======== Records for processing ========

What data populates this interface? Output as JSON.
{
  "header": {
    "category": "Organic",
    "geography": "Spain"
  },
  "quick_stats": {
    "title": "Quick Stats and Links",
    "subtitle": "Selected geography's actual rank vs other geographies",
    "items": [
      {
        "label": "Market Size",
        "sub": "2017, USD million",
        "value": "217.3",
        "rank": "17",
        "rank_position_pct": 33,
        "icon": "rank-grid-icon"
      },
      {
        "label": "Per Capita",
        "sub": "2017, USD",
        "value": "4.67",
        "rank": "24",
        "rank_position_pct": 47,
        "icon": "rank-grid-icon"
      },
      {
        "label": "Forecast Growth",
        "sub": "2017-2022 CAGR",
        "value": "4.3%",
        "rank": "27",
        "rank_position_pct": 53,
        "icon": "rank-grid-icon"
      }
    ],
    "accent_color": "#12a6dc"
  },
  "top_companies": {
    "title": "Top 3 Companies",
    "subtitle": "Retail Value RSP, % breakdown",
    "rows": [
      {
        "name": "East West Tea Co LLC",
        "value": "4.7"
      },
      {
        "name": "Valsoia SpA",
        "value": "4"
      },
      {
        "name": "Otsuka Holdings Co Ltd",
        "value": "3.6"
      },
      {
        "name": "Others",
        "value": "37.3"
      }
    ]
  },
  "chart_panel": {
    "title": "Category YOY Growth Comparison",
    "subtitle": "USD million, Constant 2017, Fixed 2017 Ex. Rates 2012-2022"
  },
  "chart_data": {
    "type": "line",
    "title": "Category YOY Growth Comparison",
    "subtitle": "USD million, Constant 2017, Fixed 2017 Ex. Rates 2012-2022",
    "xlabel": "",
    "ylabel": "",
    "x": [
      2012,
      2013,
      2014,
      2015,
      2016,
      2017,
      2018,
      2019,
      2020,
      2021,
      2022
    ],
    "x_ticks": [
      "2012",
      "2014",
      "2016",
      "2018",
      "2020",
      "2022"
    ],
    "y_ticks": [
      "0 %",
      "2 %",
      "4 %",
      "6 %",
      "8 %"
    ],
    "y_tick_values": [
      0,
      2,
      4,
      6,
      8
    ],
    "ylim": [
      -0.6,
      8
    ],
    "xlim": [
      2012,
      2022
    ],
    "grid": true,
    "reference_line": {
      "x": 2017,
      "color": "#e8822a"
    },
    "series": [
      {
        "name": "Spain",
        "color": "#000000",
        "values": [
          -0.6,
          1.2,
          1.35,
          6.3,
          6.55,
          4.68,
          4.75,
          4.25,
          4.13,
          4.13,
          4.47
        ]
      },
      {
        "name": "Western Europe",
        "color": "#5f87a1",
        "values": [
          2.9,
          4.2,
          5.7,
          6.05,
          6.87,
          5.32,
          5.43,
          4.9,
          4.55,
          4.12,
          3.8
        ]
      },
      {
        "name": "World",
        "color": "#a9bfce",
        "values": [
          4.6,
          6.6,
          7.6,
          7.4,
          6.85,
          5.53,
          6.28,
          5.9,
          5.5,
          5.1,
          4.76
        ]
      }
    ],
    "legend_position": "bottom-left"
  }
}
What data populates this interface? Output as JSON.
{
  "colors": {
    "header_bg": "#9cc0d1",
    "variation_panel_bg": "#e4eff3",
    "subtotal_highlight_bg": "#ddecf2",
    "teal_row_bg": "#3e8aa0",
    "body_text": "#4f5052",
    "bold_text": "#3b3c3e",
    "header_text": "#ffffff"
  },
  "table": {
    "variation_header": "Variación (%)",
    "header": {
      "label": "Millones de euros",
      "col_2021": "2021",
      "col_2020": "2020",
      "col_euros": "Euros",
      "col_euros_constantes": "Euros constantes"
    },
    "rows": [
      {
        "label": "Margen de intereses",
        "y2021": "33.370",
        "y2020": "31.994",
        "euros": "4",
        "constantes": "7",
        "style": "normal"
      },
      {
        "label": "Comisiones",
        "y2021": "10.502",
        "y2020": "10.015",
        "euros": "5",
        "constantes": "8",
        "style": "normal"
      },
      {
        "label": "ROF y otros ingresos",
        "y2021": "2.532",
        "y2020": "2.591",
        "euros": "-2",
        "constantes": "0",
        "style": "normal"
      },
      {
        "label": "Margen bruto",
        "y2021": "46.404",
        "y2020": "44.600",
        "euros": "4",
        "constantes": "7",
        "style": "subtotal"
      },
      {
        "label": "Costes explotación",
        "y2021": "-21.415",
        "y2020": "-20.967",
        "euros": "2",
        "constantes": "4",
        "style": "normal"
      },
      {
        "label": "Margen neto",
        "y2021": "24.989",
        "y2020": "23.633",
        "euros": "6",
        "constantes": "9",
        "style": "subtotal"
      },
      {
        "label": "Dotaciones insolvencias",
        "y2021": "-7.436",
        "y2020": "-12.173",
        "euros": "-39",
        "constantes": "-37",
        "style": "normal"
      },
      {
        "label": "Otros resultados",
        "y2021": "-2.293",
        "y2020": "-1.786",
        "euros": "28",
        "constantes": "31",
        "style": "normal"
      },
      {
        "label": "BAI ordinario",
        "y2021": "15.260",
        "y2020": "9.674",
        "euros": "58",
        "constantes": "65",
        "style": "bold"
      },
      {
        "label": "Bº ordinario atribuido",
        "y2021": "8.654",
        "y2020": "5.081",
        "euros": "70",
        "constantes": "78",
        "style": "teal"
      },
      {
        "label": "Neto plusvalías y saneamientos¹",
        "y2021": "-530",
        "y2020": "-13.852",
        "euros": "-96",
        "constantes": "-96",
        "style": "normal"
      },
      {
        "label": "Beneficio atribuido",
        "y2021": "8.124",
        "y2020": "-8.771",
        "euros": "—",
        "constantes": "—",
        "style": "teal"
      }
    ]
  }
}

========

# [Stated goal]
Return all of the above records exactly, leaving no line out.

# [Correct result]
What data populates this interface? Output as JSON.
{
  "header": {
    "category": "Organic",
    "geography": "Spain"
  },
  "quick_stats": {
    "title": "Quick Stats and Links",
    "subtitle": "Selected geography's actual rank vs other geographies",
    "items": [
      {
        "label": "Market Size",
        "sub": "2017, USD million",
        "value": "217.3",
        "rank": "17",
        "rank_position_pct": 33,
        "icon": "rank-grid-icon"
      },
      {
        "label": "Per Capita",
        "sub": "2017, USD",
        "value": "4.67",
        "rank": "24",
        "rank_position_pct": 47,
        "icon": "rank-grid-icon"
      },
      {
        "label": "Forecast Growth",
        "sub": "2017-2022 CAGR",
        "value": "4.3%",
        "rank": "27",
        "rank_position_pct": 53,
        "icon": "rank-grid-icon"
      }
    ],
    "accent_color": "#12a6dc"
  },
  "top_companies": {
    "title": "Top 3 Companies",
    "subtitle": "Retail Value RSP, % breakdown",
    "rows": [
      {
        "name": "East West Tea Co LLC",
        "value": "4.7"
      },
      {
        "name": "Valsoia SpA",
        "value": "4"
      },
      {
        "name": "Otsuka Holdings Co Ltd",
        "value": "3.6"
      },
      {
        "name": "Others",
        "value": "37.3"
      }
    ]
  },
  "chart_panel": {
    "title": "Category YOY Growth Comparison",
    "subtitle": "USD million, Constant 2017, Fixed 2017 Ex. Rates 2012-2022"
  },
  "chart_data": {
    "type": "line",
    "title": "Category YOY Growth Comparison",
    "subtitle": "USD million, Constant 2017, Fixed 2017 Ex. Rates 2012-2022",
    "xlabel": "",
    "ylabel": "",
    "x": [
      2012,
      2013,
      2014,
      2015,
      2016,
      2017,
      2018,
      2019,
      2020,
      2021,
      2022
    ],
    "x_ticks": [
      "2012",
      "2014",
      "2016",
      "2018",
      "2020",
      "2022"
    ],
    "y_ticks": [
      "0 %",
      "2 %",
      "4 %",
      "6 %",
      "8 %"
    ],
    "y_tick_values": [
      0,
      2,
      4,
      6,
      8
    ],
    "ylim": [
      -0.6,
      8
    ],
    "xlim": [
      2012,
      2022
    ],
    "grid": true,
    "reference_line": {
      "x": 2017,
      "color": "#e8822a"
    },
    "series": [
      {
        "name": "Spain",
        "color": "#000000",
        "values": [
          -0.6,
          1.2,
          1.35,
          6.3,
          6.55,
          4.68,
          4.75,
          4.25,
          4.13,
          4.13,
          4.47
        ]
      },
      {
        "name": "Western Europe",
        "color": "#5f87a1",
        "values": [
          2.9,
          4.2,
          5.7,
          6.05,
          6.87,
          5.32,
          5.43,
          4.9,
          4.55,
          4.12,
          3.8
        ]
      },
      {
        "name": "World",
        "color": "#a9bfce",
        "values": [
          4.6,
          6.6,
          7.6,
          7.4,
          6.85,
          5.53,
          6.28,
          5.9,
          5.5,
          5.1,
          4.76
        ]
      }
    ],
    "legend_position": "bottom-left"
  }
}
What data populates this interface? Output as JSON.
{
  "colors": {
    "header_bg": "#9cc0d1",
    "variation_panel_bg": "#e4eff3",
    "subtotal_highlight_bg": "#ddecf2",
    "teal_row_bg": "#3e8aa0",
    "body_text": "#4f5052",
    "bold_text": "#3b3c3e",
    "header_text": "#ffffff"
  },
  "table": {
    "variation_header": "Variación (%)",
    "header": {
      "label": "Millones de euros",
      "col_2021": "2021",
      "col_2020": "2020",
      "col_euros": "Euros",
      "col_euros_constantes": "Euros constantes"
    },
    "rows": [
      {
        "label": "Margen de intereses",
        "y2021": "33.370",
        "y2020": "31.994",
        "euros": "4",
        "constantes": "7",
        "style": "normal"
      },
      {
        "label": "Comisiones",
        "y2021": "10.502",
        "y2020": "10.015",
        "euros": "5",
        "constantes": "8",
        "style": "normal"
      },
      {
        "label": "ROF y otros ingresos",
        "y2021": "2.532",
        "y2020": "2.591",
        "euros": "-2",
        "constantes": "0",
        "style": "normal"
      },
      {
        "label": "Margen bruto",
        "y2021": "46.404",
        "y2020": "44.600",
        "euros": "4",
        "constantes": "7",
        "style": "subtotal"
      },
      {
        "label": "Costes explotación",
        "y2021": "-21.415",
        "y2020": "-20.967",
        "euros": "2",
        "constantes": "4",
        "style": "normal"
      },
      {
        "label": "Margen neto",
        "y2021": "24.989",
        "y2020": "23.633",
        "euros": "6",
        "constantes": "9",
        "style": "subtotal"
      },
      {
        "label": "Dotaciones insolvencias",
        "y2021": "-7.436",
        "y2020": "-12.173",
        "euros": "-39",
        "constantes": "-37",
        "style": "normal"
      },
      {
        "label": "Otros resultados",
        "y2021": "-2.293",
        "y2020": "-1.786",
        "euros": "28",
        "constantes": "31",
        "style": "normal"
      },
      {
        "label": "BAI ordinario",
        "y2021": "15.260",
        "y2020": "9.674",
        "euros": "58",
        "constantes": "65",
        "style": "bold"
      },
      {
        "label": "Bº ordinario atribuido",
        "y2021": "8.654",
        "y2020": "5.081",
        "euros": "70",
        "constantes": "78",
        "style": "teal"
      },
      {
        "label": "Neto plusvalías y saneamientos¹",
        "y2021": "-530",
        "y2020": "-13.852",
        "euros": "-96",
        "constantes": "-96",
        "style": "normal"
      },
      {
        "label": "Beneficio atribuido",
        "y2021": "8.124",
        "y2020": "-8.771",
        "euros": "—",
        "constantes": "—",
        "style": "teal"
      }
    ]
  }
}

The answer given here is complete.